_Work to complete:_ Quote the entries word for word, starting at the line that contains "- character-cell: é#: [615, 757, 636, 777]" and ending at the line that contains "- character-cell: #: [95, 209, 106, 229]", with both of those lines included.

_Supplied entries:_
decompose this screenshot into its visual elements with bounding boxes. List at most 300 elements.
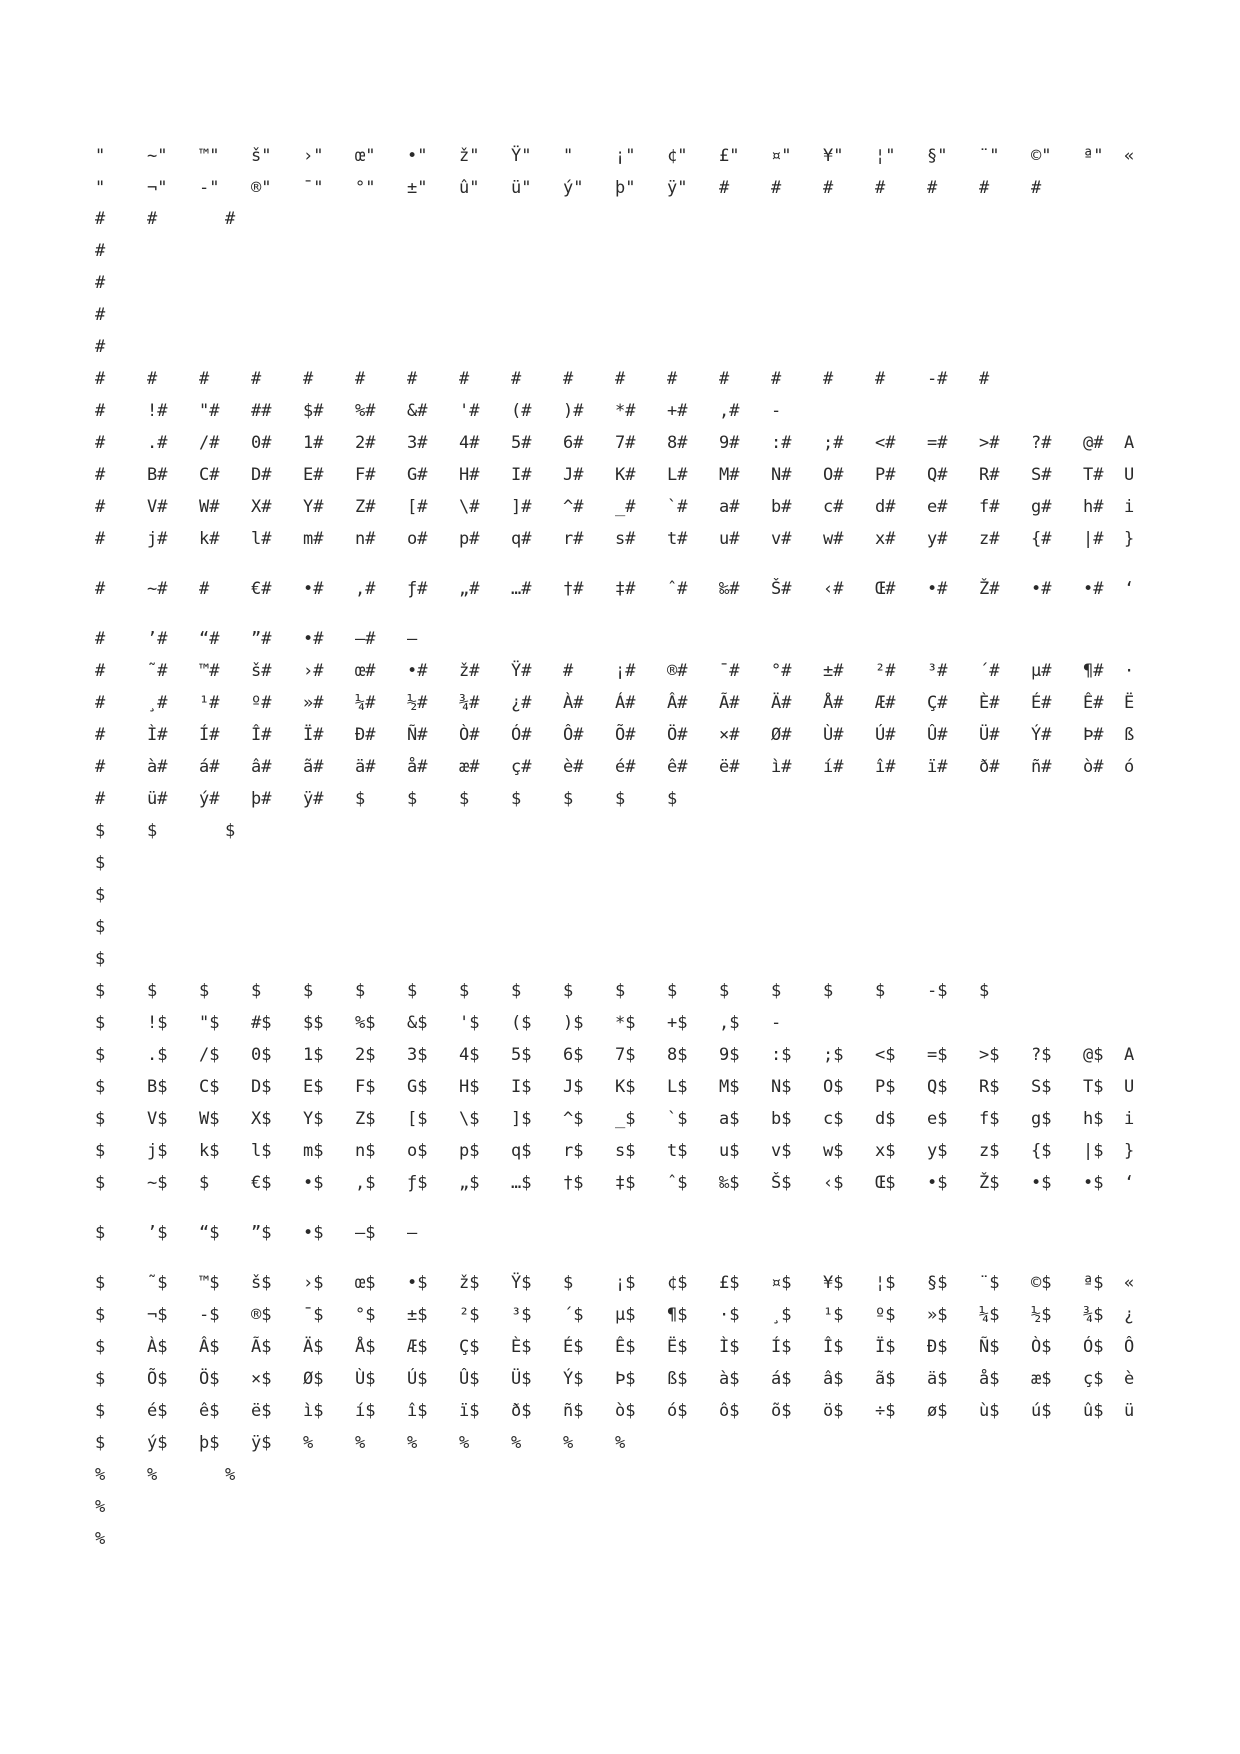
- character-cell: é#: [615, 757, 636, 777]
- character-cell: ]$: [511, 1109, 532, 1129]
- character-cell: §": [927, 146, 948, 166]
- character-cell: ä#: [355, 757, 376, 777]
- character-cell: J$: [563, 1077, 584, 1097]
- character-cell: ³#: [927, 661, 948, 681]
- character-cell: •": [407, 146, 428, 166]
- character-cell: ý#: [199, 789, 220, 809]
- character-cell: $: [875, 981, 886, 1001]
- character-cell: %: [563, 1433, 574, 1453]
- character-cell: (#: [511, 401, 532, 421]
- character-cell: %: [615, 1433, 626, 1453]
- character-cell: ^$: [563, 1109, 584, 1129]
- character-cell: |$: [1083, 1141, 1104, 1161]
- character-cell: Ù#: [823, 725, 844, 745]
- character-cell: »#: [303, 693, 324, 713]
- character-cell: -": [199, 178, 220, 198]
- character-cell: V$: [147, 1109, 168, 1129]
- character-cell: å#: [407, 757, 428, 777]
- character-cell: q$: [511, 1141, 532, 1161]
- character-cell: º#: [251, 693, 272, 713]
- character-cell: V#: [147, 497, 168, 517]
- character-cell: o#: [407, 529, 428, 549]
- character-cell: .$: [147, 1045, 168, 1065]
- character-cell: X$: [251, 1109, 272, 1129]
- character-cell: #: [95, 209, 106, 229]
- character-row: [0, 1431, 1240, 1455]
- character-cell: $: [95, 853, 106, 873]
- character-cell: -#: [927, 369, 948, 389]
- character-cell: #: [95, 273, 106, 293]
- character-cell: À$: [147, 1337, 168, 1357]
- character-cell: ¤": [771, 146, 792, 166]
- character-cell: Ä#: [771, 693, 792, 713]
- character-cell: z#: [979, 529, 1000, 549]
- character-cell: M$: [719, 1077, 740, 1097]
- character-cell: â$: [823, 1369, 844, 1389]
- character-cell: /$: [199, 1045, 220, 1065]
- character-cell: $: [147, 821, 158, 841]
- character-cell: h$: [1083, 1109, 1104, 1129]
- character-cell: @#: [1083, 433, 1104, 453]
- character-cell: È$: [511, 1337, 532, 1357]
- character-cell: O#: [823, 465, 844, 485]
- character-cell: f$: [979, 1109, 1000, 1129]
- character-cell: Å$: [355, 1337, 376, 1357]
- character-cell: 1$: [303, 1045, 324, 1065]
- character-cell: õ$: [771, 1401, 792, 1421]
- character-cell: !$: [147, 1013, 168, 1033]
- character-cell: “$: [199, 1223, 220, 1243]
- character-cell: Û$: [459, 1369, 480, 1389]
- character-cell: f#: [979, 497, 1000, 517]
- character-cell: ý$: [147, 1433, 168, 1453]
- character-cell: Ÿ#: [511, 661, 532, 681]
- character-cell: ’$: [147, 1223, 168, 1243]
- character-cell: ÷$: [875, 1401, 896, 1421]
- character-cell: Ì#: [147, 725, 168, 745]
- character-cell: A: [1124, 1045, 1135, 1065]
- character-cell: -: [771, 401, 782, 421]
- character-cell: ç$: [1083, 1369, 1104, 1389]
- character-cell: £": [719, 146, 740, 166]
- character-cell: Ö#: [667, 725, 688, 745]
- character-cell: {$: [1031, 1141, 1052, 1161]
- character-cell: š#: [251, 661, 272, 681]
- character-cell: ñ$: [563, 1401, 584, 1421]
- character-cell: •#: [407, 661, 428, 681]
- character-cell: _#: [615, 497, 636, 517]
- character-row: [0, 1463, 1240, 1487]
- character-cell: $: [511, 789, 522, 809]
- character-cell: ƒ#: [407, 579, 428, 599]
- character-row: [0, 463, 1240, 487]
- character-cell: :$: [771, 1045, 792, 1065]
- character-cell: º$: [875, 1305, 896, 1325]
- character-cell: r$: [563, 1141, 584, 1161]
- character-cell: ‘: [1124, 579, 1135, 599]
- character-cell: #: [199, 579, 210, 599]
- character-cell: •$: [927, 1173, 948, 1193]
- character-cell: #: [667, 369, 678, 389]
- character-cell: ¨$: [979, 1273, 1000, 1293]
- character-cell: ë$: [251, 1401, 272, 1421]
- character-row: [0, 1075, 1240, 1099]
- character-cell: O$: [823, 1077, 844, 1097]
- character-cell: 3#: [407, 433, 428, 453]
- character-cell: `#: [667, 497, 688, 517]
- character-cell: 6$: [563, 1045, 584, 1065]
- character-cell: 9#: [719, 433, 740, 453]
- character-cell: #: [511, 369, 522, 389]
- character-cell: ##: [251, 401, 272, 421]
- character-cell: =$: [927, 1045, 948, 1065]
- character-cell: Ù$: [355, 1369, 376, 1389]
- character-cell: ë#: [719, 757, 740, 777]
- character-cell: è: [1124, 1369, 1135, 1389]
- character-cell: Ê#: [1083, 693, 1104, 713]
- character-cell: \$: [459, 1109, 480, 1129]
- character-cell: 9$: [719, 1045, 740, 1065]
- character-cell: I$: [511, 1077, 532, 1097]
- character-cell: ¯$: [303, 1305, 324, 1325]
- character-cell: C#: [199, 465, 220, 485]
- character-cell: <#: [875, 433, 896, 453]
- character-cell: K#: [615, 465, 636, 485]
- character-cell: ’#: [147, 629, 168, 649]
- character-cell: -$: [199, 1305, 220, 1325]
- character-cell: #: [95, 337, 106, 357]
- character-cell: Ú#: [875, 725, 896, 745]
- character-cell: L#: [667, 465, 688, 485]
- character-cell: ª$: [1083, 1273, 1104, 1293]
- character-cell: $: [407, 789, 418, 809]
- character-cell: Ñ#: [407, 725, 428, 745]
- character-cell: Ð#: [355, 725, 376, 745]
- character-cell: å$: [979, 1369, 1000, 1389]
- character-cell: †#: [563, 579, 584, 599]
- character-cell: Ë$: [667, 1337, 688, 1357]
- character-row: [0, 1495, 1240, 1519]
- character-row: [0, 1527, 1240, 1551]
- character-cell: ¬$: [147, 1305, 168, 1325]
- character-cell: •#: [303, 579, 324, 599]
- character-cell: {#: [1031, 529, 1052, 549]
- character-cell: ±#: [823, 661, 844, 681]
- character-cell: ©$: [1031, 1273, 1052, 1293]
- character-cell: Ø$: [303, 1369, 324, 1389]
- character-cell: ½#: [407, 693, 428, 713]
- character-cell: t#: [667, 529, 688, 549]
- character-cell: S#: [1031, 465, 1052, 485]
- character-cell: z$: [979, 1141, 1000, 1161]
- character-cell: %: [303, 1433, 314, 1453]
- character-cell: ±$: [407, 1305, 428, 1325]
- character-cell: $: [251, 981, 262, 1001]
- character-cell: #: [563, 661, 574, 681]
- character-cell: j$: [147, 1141, 168, 1161]
- character-cell: Ü$: [511, 1369, 532, 1389]
- character-cell: ¦": [875, 146, 896, 166]
- character-row: [0, 303, 1240, 327]
- character-cell: ´$: [563, 1305, 584, 1325]
- character-cell: ì$: [303, 1401, 324, 1421]
- character-cell: v#: [771, 529, 792, 549]
- character-cell: #: [95, 693, 106, 713]
- character-cell: #: [927, 178, 938, 198]
- character-row: [0, 207, 1240, 231]
- character-row: [0, 1335, 1240, 1359]
- character-cell: ²$: [459, 1305, 480, 1325]
- character-cell: ™#: [199, 661, 220, 681]
- character-cell: ö$: [823, 1401, 844, 1421]
- character-cell: ¶$: [667, 1305, 688, 1325]
- character-cell: Ò$: [1031, 1337, 1052, 1357]
- character-cell: i: [1124, 1109, 1135, 1129]
- character-cell: Ï#: [303, 725, 324, 745]
- character-cell: µ$: [615, 1305, 636, 1325]
- character-cell: _$: [615, 1109, 636, 1129]
- character-cell: ‰$: [719, 1173, 740, 1193]
- character-cell: ,#: [719, 401, 740, 421]
- character-cell: •$: [303, 1223, 324, 1243]
- character-cell: T$: [1083, 1077, 1104, 1097]
- character-cell: š": [251, 146, 272, 166]
- character-cell: #: [199, 369, 210, 389]
- character-cell: #: [459, 369, 470, 389]
- character-cell: Õ#: [615, 725, 636, 745]
- character-cell: W$: [199, 1109, 220, 1129]
- character-cell: D$: [251, 1077, 272, 1097]
- character-cell: q#: [511, 529, 532, 549]
- character-cell: $: [615, 789, 626, 809]
- character-cell: G$: [407, 1077, 428, 1097]
- character-cell: d#: [875, 497, 896, 517]
- character-cell: "$: [199, 1013, 220, 1033]
- character-cell: ·: [1124, 661, 1135, 681]
- character-cell: 8$: [667, 1045, 688, 1065]
- character-row: [0, 1171, 1240, 1195]
- character-cell: ?$: [1031, 1045, 1052, 1065]
- character-cell: X#: [251, 497, 272, 517]
- character-cell: E#: [303, 465, 324, 485]
- character-cell: R$: [979, 1077, 1000, 1097]
- character-cell: ¯": [303, 178, 324, 198]
- character-cell: ": [563, 146, 574, 166]
- character-cell: –$: [355, 1223, 376, 1243]
- character-cell: $: [615, 981, 626, 1001]
- character-cell: î$: [407, 1401, 428, 1421]
- character-cell: %: [459, 1433, 470, 1453]
- character-cell: Ô: [1124, 1337, 1135, 1357]
- character-cell: •$: [1031, 1173, 1052, 1193]
- character-cell: x$: [875, 1141, 896, 1161]
- character-cell: $: [95, 1369, 106, 1389]
- character-cell: ™": [199, 146, 220, 166]
- character-cell: [$: [407, 1109, 428, 1129]
- character-cell: í#: [823, 757, 844, 777]
- character-cell: :#: [771, 433, 792, 453]
- character-cell: '$: [459, 1013, 480, 1033]
- character-cell: É$: [563, 1337, 584, 1357]
- character-cell: $: [563, 789, 574, 809]
- character-cell: #: [95, 725, 106, 745]
- character-cell: â#: [251, 757, 272, 777]
- character-cell: #: [875, 369, 886, 389]
- character-cell: ;#: [823, 433, 844, 453]
- character-cell: ¨": [979, 146, 1000, 166]
- character-cell: %: [95, 1529, 106, 1549]
- character-cell: 6#: [563, 433, 584, 453]
- character-cell: 5#: [511, 433, 532, 453]
- character-cell: û": [459, 178, 480, 198]
- character-cell: þ#: [251, 789, 272, 809]
- character-cell: m#: [303, 529, 324, 549]
- character-cell: #: [95, 529, 106, 549]
- character-cell: Ð$: [927, 1337, 948, 1357]
- character-cell: ›#: [303, 661, 324, 681]
- character-cell: Ÿ": [511, 146, 532, 166]
- character-cell: Í#: [199, 725, 220, 745]
- character-cell: "#: [199, 401, 220, 421]
- character-cell: °#: [771, 661, 792, 681]
- character-cell: ·$: [719, 1305, 740, 1325]
- character-cell: Í$: [771, 1337, 792, 1357]
- character-cell: ¡#: [615, 661, 636, 681]
- character-cell: è#: [563, 757, 584, 777]
- character-cell: v$: [771, 1141, 792, 1161]
- character-row: [0, 1303, 1240, 1327]
- character-cell: I#: [511, 465, 532, 485]
- character-cell: ‘: [1124, 1173, 1135, 1193]
- character-cell: ñ#: [1031, 757, 1052, 777]
- character-cell: ß$: [667, 1369, 688, 1389]
- character-cell: ›$: [303, 1273, 324, 1293]
- character-row: [0, 399, 1240, 423]
- character-cell: #: [95, 579, 106, 599]
- character-cell: à$: [719, 1369, 740, 1389]
- character-cell: w#: [823, 529, 844, 549]
- character-cell: &#: [407, 401, 428, 421]
- character-cell: *$: [615, 1013, 636, 1033]
- character-cell: #: [979, 178, 990, 198]
- character-cell: #: [95, 241, 106, 261]
- character-row: [0, 176, 1240, 200]
- character-cell: ³$: [511, 1305, 532, 1325]
- character-cell: Ê$: [615, 1337, 636, 1357]
- character-cell: #: [95, 629, 106, 649]
- character-cell: E$: [303, 1077, 324, 1097]
- character-cell: ‡$: [615, 1173, 636, 1193]
- character-cell: ": [95, 146, 106, 166]
- character-cell: ¿: [1124, 1305, 1135, 1325]
- character-cell: Þ$: [615, 1369, 636, 1389]
- character-cell: ›": [303, 146, 324, 166]
- character-cell: w$: [823, 1141, 844, 1161]
- character-cell: ó$: [667, 1401, 688, 1421]
- character-cell: Õ$: [147, 1369, 168, 1389]
- character-cell: U: [1124, 465, 1135, 485]
- character-cell: %$: [355, 1013, 376, 1033]
- character-row: [0, 883, 1240, 907]
- character-cell: Ž#: [979, 579, 1000, 599]
- character-cell: c$: [823, 1109, 844, 1129]
- character-cell: +$: [667, 1013, 688, 1033]
- character-cell: ¥": [823, 146, 844, 166]
- character-cell: ƒ$: [407, 1173, 428, 1193]
- character-cell: l$: [251, 1141, 272, 1161]
- character-cell: $: [459, 789, 470, 809]
- character-cell: g#: [1031, 497, 1052, 517]
- character-cell: -$: [927, 981, 948, 1001]
- character-cell: ¯#: [719, 661, 740, 681]
- character-cell: #: [615, 369, 626, 389]
- character-cell: -: [771, 1013, 782, 1033]
- character-cell: U: [1124, 1077, 1135, 1097]
- character-cell: ²#: [875, 661, 896, 681]
- character-cell: $: [95, 1223, 106, 1243]
- character-cell: ^#: [563, 497, 584, 517]
- character-cell: •#: [303, 629, 324, 649]
- character-cell: ‰#: [719, 579, 740, 599]
- character-cell: s$: [615, 1141, 636, 1161]
- character-cell: u$: [719, 1141, 740, 1161]
- character-row: [0, 527, 1240, 551]
- character-cell: g$: [1031, 1109, 1052, 1129]
- character-cell: •$: [407, 1273, 428, 1293]
- character-cell: b$: [771, 1109, 792, 1129]
- character-cell: 7$: [615, 1045, 636, 1065]
- character-cell: 0#: [251, 433, 272, 453]
- character-cell: $: [355, 789, 366, 809]
- character-row: [0, 723, 1240, 747]
- character-cell: ž": [459, 146, 480, 166]
- character-cell: ˜$: [147, 1273, 168, 1293]
- character-cell: «: [1124, 1273, 1135, 1293]
- character-cell: #: [95, 661, 106, 681]
- character-cell: $: [303, 981, 314, 1001]
- character-cell: •$: [303, 1173, 324, 1193]
- character-cell: ×$: [251, 1369, 272, 1389]
- character-cell: €#: [251, 579, 272, 599]
- character-cell: û$: [1083, 1401, 1104, 1421]
- character-cell: «: [1124, 146, 1135, 166]
- character-cell: |#: [1083, 529, 1104, 549]
- character-cell: ‹$: [823, 1173, 844, 1193]
- character-cell: ×#: [719, 725, 740, 745]
- character-cell: ü: [1124, 1401, 1135, 1421]
- character-cell: #: [875, 178, 886, 198]
- character-cell: #$: [251, 1013, 272, 1033]
- character-cell: #: [95, 401, 106, 421]
- character-cell: %: [95, 1497, 106, 1517]
- character-cell: Q#: [927, 465, 948, 485]
- character-cell: $: [95, 1013, 106, 1033]
- character-cell: $: [95, 1109, 106, 1129]
- character-cell: ã$: [875, 1369, 896, 1389]
- character-cell: Å#: [823, 693, 844, 713]
- character-row: [0, 819, 1240, 843]
- character-cell: 3$: [407, 1045, 428, 1065]
- character-cell: S$: [1031, 1077, 1052, 1097]
- character-cell: ¢$: [667, 1273, 688, 1293]
- character-cell: $: [95, 1273, 106, 1293]
- character-cell: ù$: [979, 1401, 1000, 1421]
- character-row: [0, 144, 1240, 168]
- character-cell: $: [95, 1433, 106, 1453]
- character-cell: „#: [459, 579, 480, 599]
- character-cell: #: [771, 178, 782, 198]
- character-row: [0, 335, 1240, 359]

_Expected answer:_
- character-cell: é#: [615, 757, 636, 777]
- character-cell: ]$: [511, 1109, 532, 1129]
- character-cell: §": [927, 146, 948, 166]
- character-cell: ä#: [355, 757, 376, 777]
- character-cell: J$: [563, 1077, 584, 1097]
- character-cell: ³#: [927, 661, 948, 681]
- character-cell: •": [407, 146, 428, 166]
- character-cell: ý#: [199, 789, 220, 809]
- character-cell: $: [875, 981, 886, 1001]
- character-cell: %: [563, 1433, 574, 1453]
- character-cell: (#: [511, 401, 532, 421]
- character-cell: %: [615, 1433, 626, 1453]
- character-cell: ^$: [563, 1109, 584, 1129]
- character-cell: |$: [1083, 1141, 1104, 1161]
- character-cell: Ù#: [823, 725, 844, 745]
- character-cell: »#: [303, 693, 324, 713]
- character-cell: -": [199, 178, 220, 198]
- character-cell: V$: [147, 1109, 168, 1129]
- character-cell: å#: [407, 757, 428, 777]
- character-cell: q$: [511, 1141, 532, 1161]
- character-cell: º#: [251, 693, 272, 713]
- character-cell: V#: [147, 497, 168, 517]
- character-cell: o#: [407, 529, 428, 549]
- character-cell: .$: [147, 1045, 168, 1065]
- character-cell: X$: [251, 1109, 272, 1129]
- character-cell: #: [95, 209, 106, 229]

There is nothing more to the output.